==== Data yang Ditampilkan

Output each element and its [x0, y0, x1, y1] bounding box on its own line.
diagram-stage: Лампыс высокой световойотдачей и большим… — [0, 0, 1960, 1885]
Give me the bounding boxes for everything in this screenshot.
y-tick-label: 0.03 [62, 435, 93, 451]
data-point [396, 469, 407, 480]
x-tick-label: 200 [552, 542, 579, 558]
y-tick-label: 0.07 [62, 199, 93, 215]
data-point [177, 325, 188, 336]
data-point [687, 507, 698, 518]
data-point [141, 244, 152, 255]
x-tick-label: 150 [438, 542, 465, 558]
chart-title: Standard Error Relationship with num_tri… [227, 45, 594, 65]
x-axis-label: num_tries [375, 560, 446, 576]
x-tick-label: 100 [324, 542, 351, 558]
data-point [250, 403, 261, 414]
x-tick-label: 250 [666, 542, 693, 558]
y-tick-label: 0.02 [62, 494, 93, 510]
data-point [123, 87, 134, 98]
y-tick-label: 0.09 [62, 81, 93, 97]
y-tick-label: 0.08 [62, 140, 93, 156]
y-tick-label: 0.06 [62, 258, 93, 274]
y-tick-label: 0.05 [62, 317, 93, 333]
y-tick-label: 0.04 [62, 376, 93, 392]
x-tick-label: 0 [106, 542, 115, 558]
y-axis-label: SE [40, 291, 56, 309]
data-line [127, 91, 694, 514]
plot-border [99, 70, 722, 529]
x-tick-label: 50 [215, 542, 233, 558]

========

* Petunjuk Tugas *
Tuliskan ulang setiap baris data di atas tanpa mengubah satu karakter pun.

* Penyelesaian Lengkap *
Output each element and its [x0, y0, x1, y1] bounding box on its own line.
diagram-stage: Лампыс высокой световойотдачей и большим… — [0, 0, 1960, 1885]
Give me the bounding boxes for everything in this screenshot.
y-tick-label: 0.03 [62, 435, 93, 451]
data-point [396, 469, 407, 480]
x-tick-label: 200 [552, 542, 579, 558]
y-tick-label: 0.07 [62, 199, 93, 215]
data-point [177, 325, 188, 336]
data-point [687, 507, 698, 518]
data-point [141, 244, 152, 255]
x-tick-label: 150 [438, 542, 465, 558]
chart-title: Standard Error Relationship with num_tri… [227, 45, 594, 65]
x-axis-label: num_tries [375, 560, 446, 576]
x-tick-label: 100 [324, 542, 351, 558]
data-point [250, 403, 261, 414]
x-tick-label: 250 [666, 542, 693, 558]
y-tick-label: 0.02 [62, 494, 93, 510]
data-point [123, 87, 134, 98]
y-tick-label: 0.09 [62, 81, 93, 97]
y-tick-label: 0.08 [62, 140, 93, 156]
y-tick-label: 0.06 [62, 258, 93, 274]
y-tick-label: 0.05 [62, 317, 93, 333]
y-tick-label: 0.04 [62, 376, 93, 392]
x-tick-label: 0 [106, 542, 115, 558]
y-axis-label: SE [40, 291, 56, 309]
data-line [127, 91, 694, 514]
plot-border [99, 70, 722, 529]
x-tick-label: 50 [215, 542, 233, 558]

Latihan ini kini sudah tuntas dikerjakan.